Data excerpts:
....

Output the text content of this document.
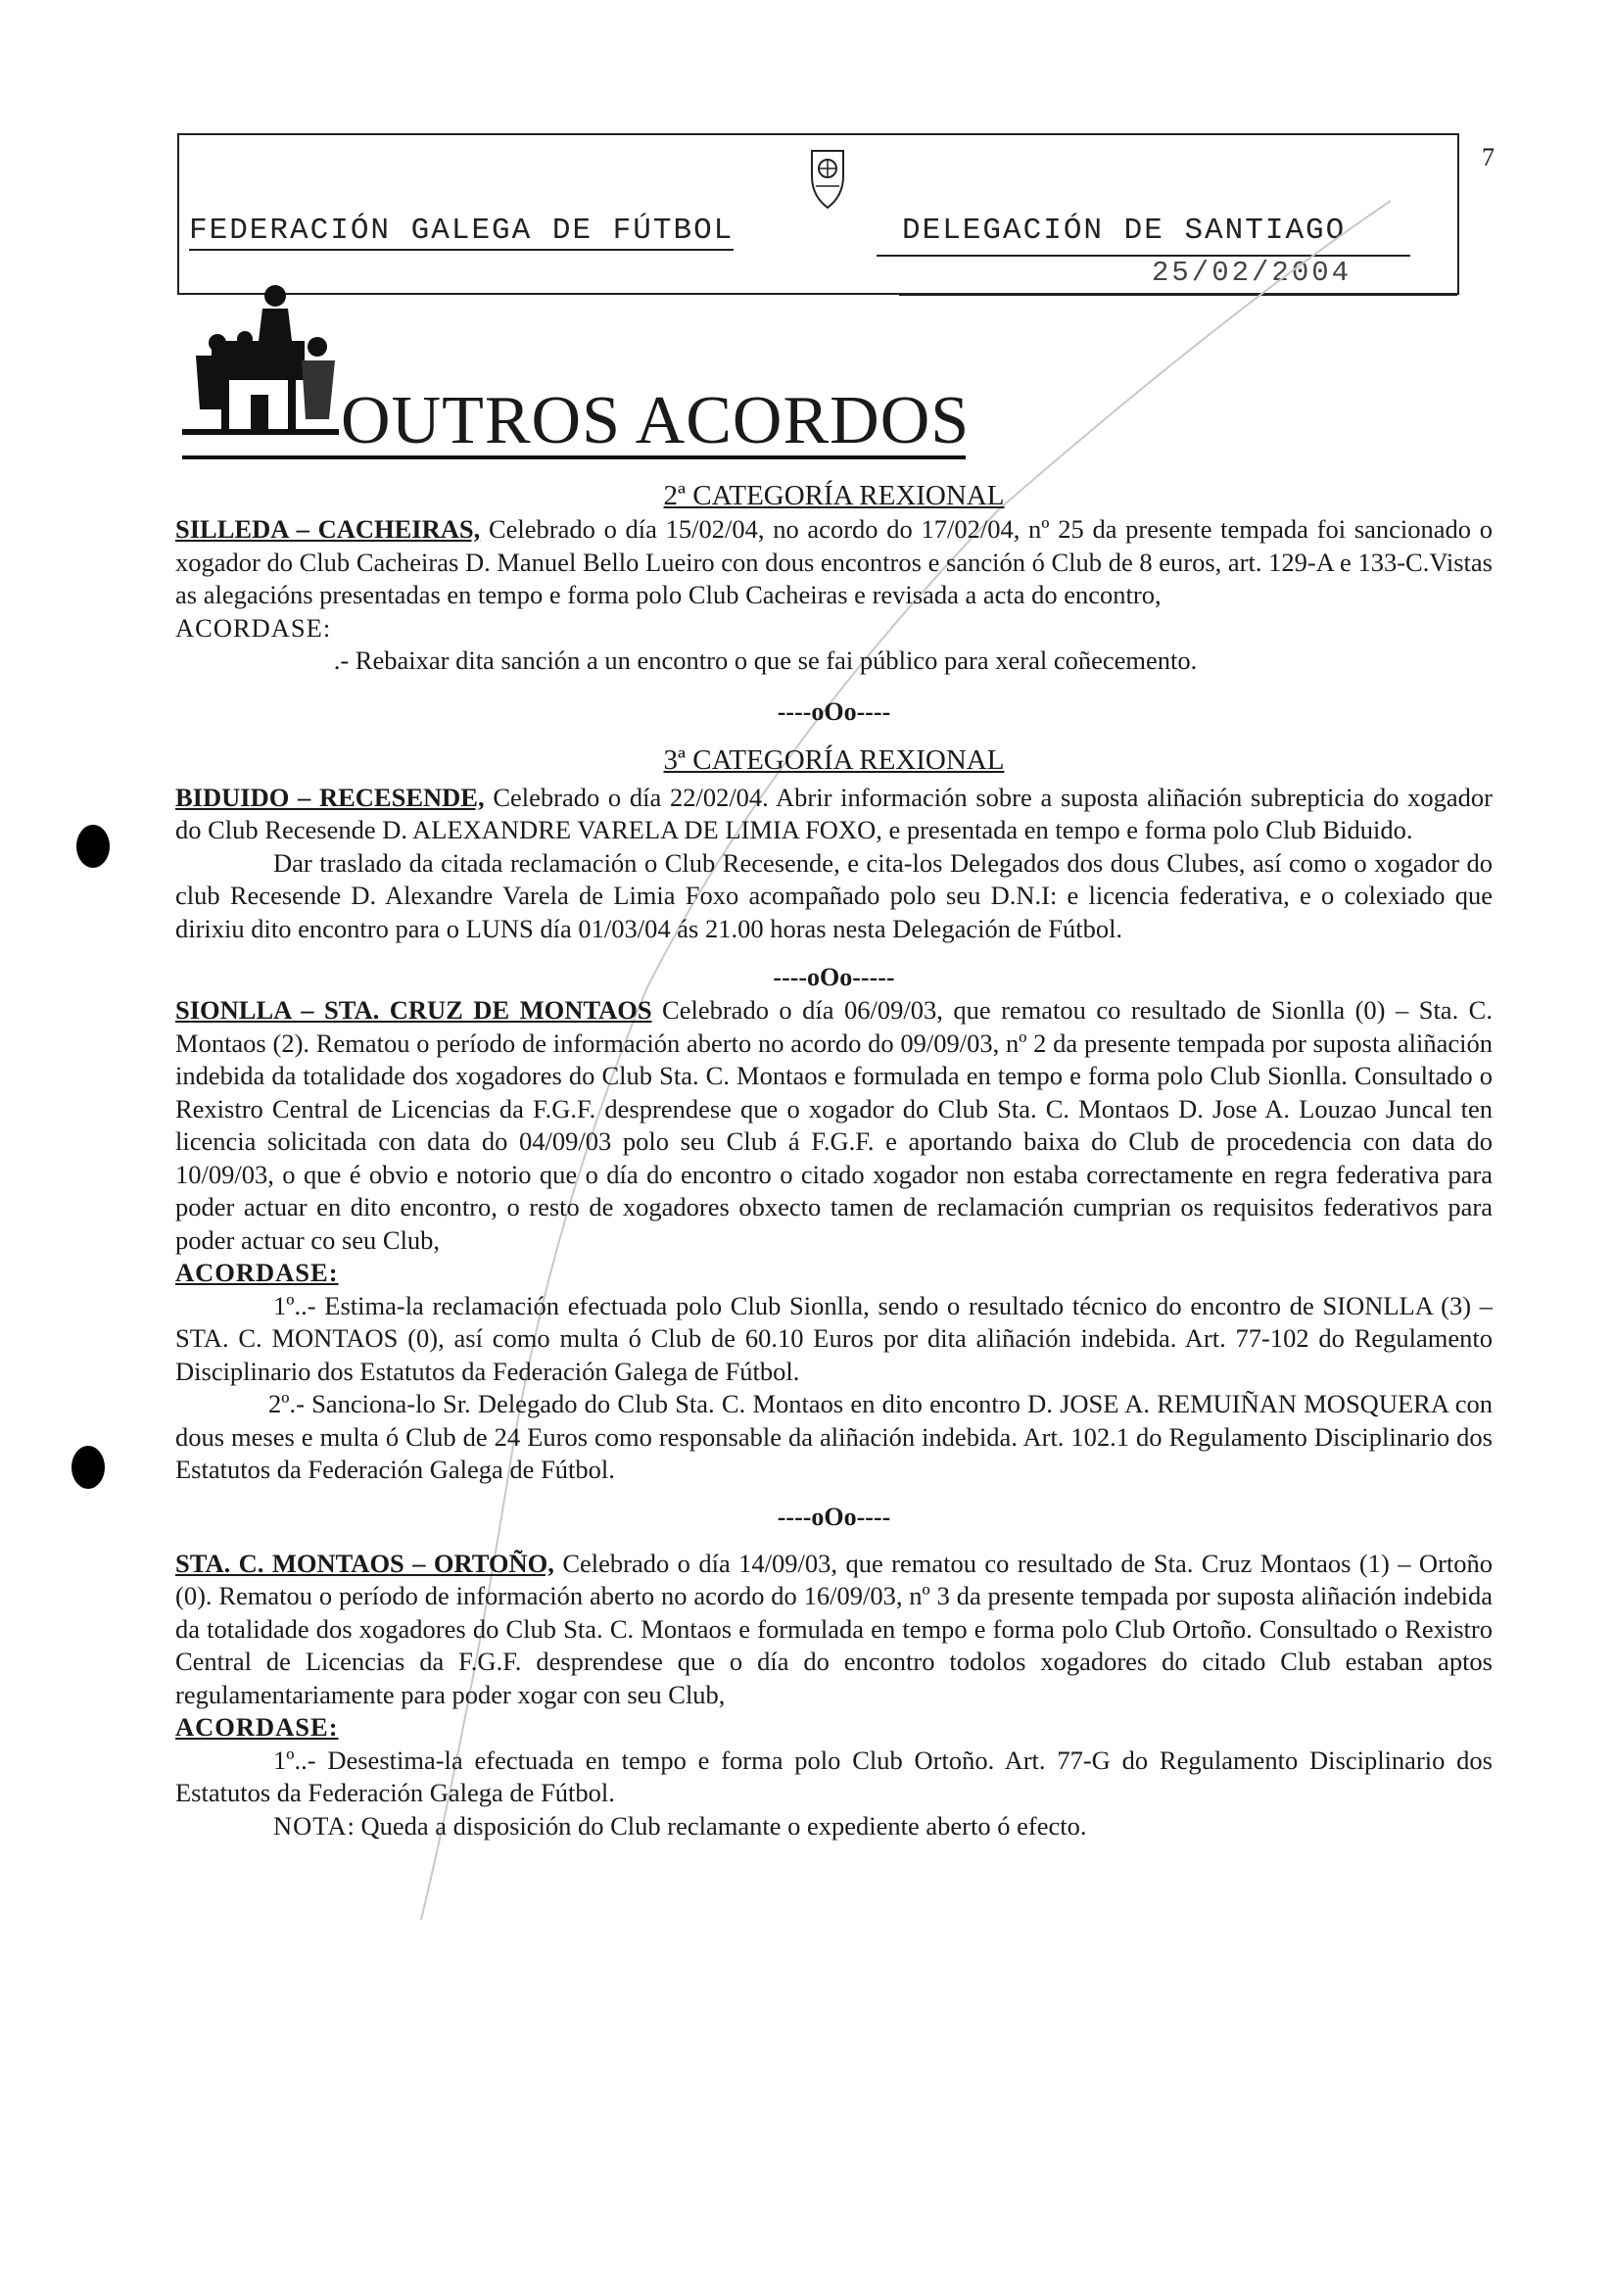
7
FEDERACIÓN GALEGA DE FÚTBOL	DELEGACIÓN DE SANTIAGO
25/02/2004
OUTROS ACORDOS
2ª CATEGORÍA REXIONAL

SILLEDA – CACHEIRAS, Celebrado o día 15/02/04, no acordo do 17/02/04, nº 25 da presente tempada foi sancionado o xogador do Club Cacheiras D. Manuel Bello Lueiro con dous encontros e sanción ó Club de 8 euros, art. 129-A e 133-C.Vistas as alegacións presentadas en tempo e forma polo Club Cacheiras e revisada a acta do encontro,

ACORDASE:

.- Rebaixar dita sanción a un encontro o que se fai público para xeral coñecemento.

----oOo----
3ª CATEGORÍA REXIONAL

BIDUIDO – RECESENDE, Celebrado o día 22/02/04. Abrir información sobre a suposta aliñación subrepticia do xogador do Club Recesende D. ALEXANDRE VARELA DE LIMIA FOXO, e presentada en tempo e forma polo Club Biduido.

Dar traslado da citada reclamación o Club Recesende, e cita-los Delegados dos dous Clubes, así como o xogador do club Recesende D. Alexandre Varela de Limia Foxo acompañado polo seu D.N.I: e licencia federativa, e o colexiado que dirixiu dito encontro para o LUNS día 01/03/04 ás 21.00 horas nesta Delegación de Fútbol.

----oOo-----

SIONLLA – STA. CRUZ DE MONTAOS Celebrado o día 06/09/03, que rematou co resultado de Sionlla (0) – Sta. C. Montaos (2). Rematou o período de información aberto no acordo do 09/09/03, nº 2 da presente tempada por suposta aliñación indebida da totalidade dos xogadores do Club Sta. C. Montaos e formulada en tempo e forma polo Club Sionlla. Consultado o Rexistro Central de Licencias da F.G.F. desprendese que o xogador do Club Sta. C. Montaos D. Jose A. Louzao Juncal ten licencia solicitada con data do 04/09/03 polo seu Club á F.G.F. e aportando baixa do Club de procedencia con data do 10/09/03, o que é obvio e notorio que o día do encontro o citado xogador non estaba correctamente en regra federativa para poder actuar en dito encontro, o resto de xogadores obxecto tamen de reclamación cumprian os requisitos federativos para poder actuar co seu Club,

ACORDASE:

1º..- Estima-la reclamación efectuada polo Club Sionlla, sendo o resultado técnico do encontro de SIONLLA (3) – STA. C. MONTAOS (0), así como multa ó Club de 60.10 Euros por dita aliñación indebida. Art. 77-102 do Regulamento Disciplinario dos Estatutos da Federación Galega de Fútbol.

2º.- Sanciona-lo Sr. Delegado do Club Sta. C. Montaos en dito encontro D. JOSE A. REMUIÑAN MOSQUERA con dous meses e multa ó Club de 24 Euros como responsable da aliñación indebida. Art. 102.1 do Regulamento Disciplinario dos Estatutos da Federación Galega de Fútbol.

----oOo----

STA. C. MONTAOS – ORTOÑO, Celebrado o día 14/09/03, que rematou co resultado de Sta. Cruz Montaos (1) – Ortoño (0). Rematou o período de información aberto no acordo do 16/09/03, nº 3 da presente tempada por suposta aliñación indebida da totalidade dos xogadores do Club Sta. C. Montaos e formulada en tempo e forma polo Club Ortoño. Consultado o Rexistro Central de Licencias da F.G.F. desprendese que o día do encontro todolos xogadores do citado Club estaban aptos regulamentariamente para poder xogar con seu Club,

ACORDASE:

1º..- Desestima-la efectuada en tempo e forma polo Club Ortoño. Art. 77-G do Regulamento Disciplinario dos Estatutos da Federación Galega de Fútbol.

NOTA: Queda a disposición do Club reclamante o expediente aberto ó efecto.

....

TASK REQUIREMENTS:
Repeat the material above verbatim. Leave the pictures behind.

EXERCISE OUTPUT:
Output the text content of this document.
7
FEDERACIÓN GALEGA DE FÚTBOL	DELEGACIÓN DE SANTIAGO
25/02/2004
OUTROS ACORDOS
2ª CATEGORÍA REXIONAL

SILLEDA – CACHEIRAS, Celebrado o día 15/02/04, no acordo do 17/02/04, nº 25 da presente tempada foi sancionado o xogador do Club Cacheiras D. Manuel Bello Lueiro con dous encontros e sanción ó Club de 8 euros, art. 129-A e 133-C.Vistas as alegacións presentadas en tempo e forma polo Club Cacheiras e revisada a acta do encontro,

ACORDASE:

.- Rebaixar dita sanción a un encontro o que se fai público para xeral coñecemento.

----oOo----
3ª CATEGORÍA REXIONAL

BIDUIDO – RECESENDE, Celebrado o día 22/02/04. Abrir información sobre a suposta aliñación subrepticia do xogador do Club Recesende D. ALEXANDRE VARELA DE LIMIA FOXO, e presentada en tempo e forma polo Club Biduido.

Dar traslado da citada reclamación o Club Recesende, e cita-los Delegados dos dous Clubes, así como o xogador do club Recesende D. Alexandre Varela de Limia Foxo acompañado polo seu D.N.I: e licencia federativa, e o colexiado que dirixiu dito encontro para o LUNS día 01/03/04 ás 21.00 horas nesta Delegación de Fútbol.

----oOo-----

SIONLLA – STA. CRUZ DE MONTAOS Celebrado o día 06/09/03, que rematou co resultado de Sionlla (0) – Sta. C. Montaos (2). Rematou o período de información aberto no acordo do 09/09/03, nº 2 da presente tempada por suposta aliñación indebida da totalidade dos xogadores do Club Sta. C. Montaos e formulada en tempo e forma polo Club Sionlla. Consultado o Rexistro Central de Licencias da F.G.F. desprendese que o xogador do Club Sta. C. Montaos D. Jose A. Louzao Juncal ten licencia solicitada con data do 04/09/03 polo seu Club á F.G.F. e aportando baixa do Club de procedencia con data do 10/09/03, o que é obvio e notorio que o día do encontro o citado xogador non estaba correctamente en regra federativa para poder actuar en dito encontro, o resto de xogadores obxecto tamen de reclamación cumprian os requisitos federativos para poder actuar co seu Club,

ACORDASE:

1º..- Estima-la reclamación efectuada polo Club Sionlla, sendo o resultado técnico do encontro de SIONLLA (3) – STA. C. MONTAOS (0), así como multa ó Club de 60.10 Euros por dita aliñación indebida. Art. 77-102 do Regulamento Disciplinario dos Estatutos da Federación Galega de Fútbol.

2º.- Sanciona-lo Sr. Delegado do Club Sta. C. Montaos en dito encontro D. JOSE A. REMUIÑAN MOSQUERA con dous meses e multa ó Club de 24 Euros como responsable da aliñación indebida. Art. 102.1 do Regulamento Disciplinario dos Estatutos da Federación Galega de Fútbol.

----oOo----

STA. C. MONTAOS – ORTOÑO, Celebrado o día 14/09/03, que rematou co resultado de Sta. Cruz Montaos (1) – Ortoño (0). Rematou o período de información aberto no acordo do 16/09/03, nº 3 da presente tempada por suposta aliñación indebida da totalidade dos xogadores do Club Sta. C. Montaos e formulada en tempo e forma polo Club Ortoño. Consultado o Rexistro Central de Licencias da F.G.F. desprendese que o día do encontro todolos xogadores do citado Club estaban aptos regulamentariamente para poder xogar con seu Club,

ACORDASE:

1º..- Desestima-la efectuada en tempo e forma polo Club Ortoño. Art. 77-G do Regulamento Disciplinario dos Estatutos da Federación Galega de Fútbol.

NOTA: Queda a disposición do Club reclamante o expediente aberto ó efecto.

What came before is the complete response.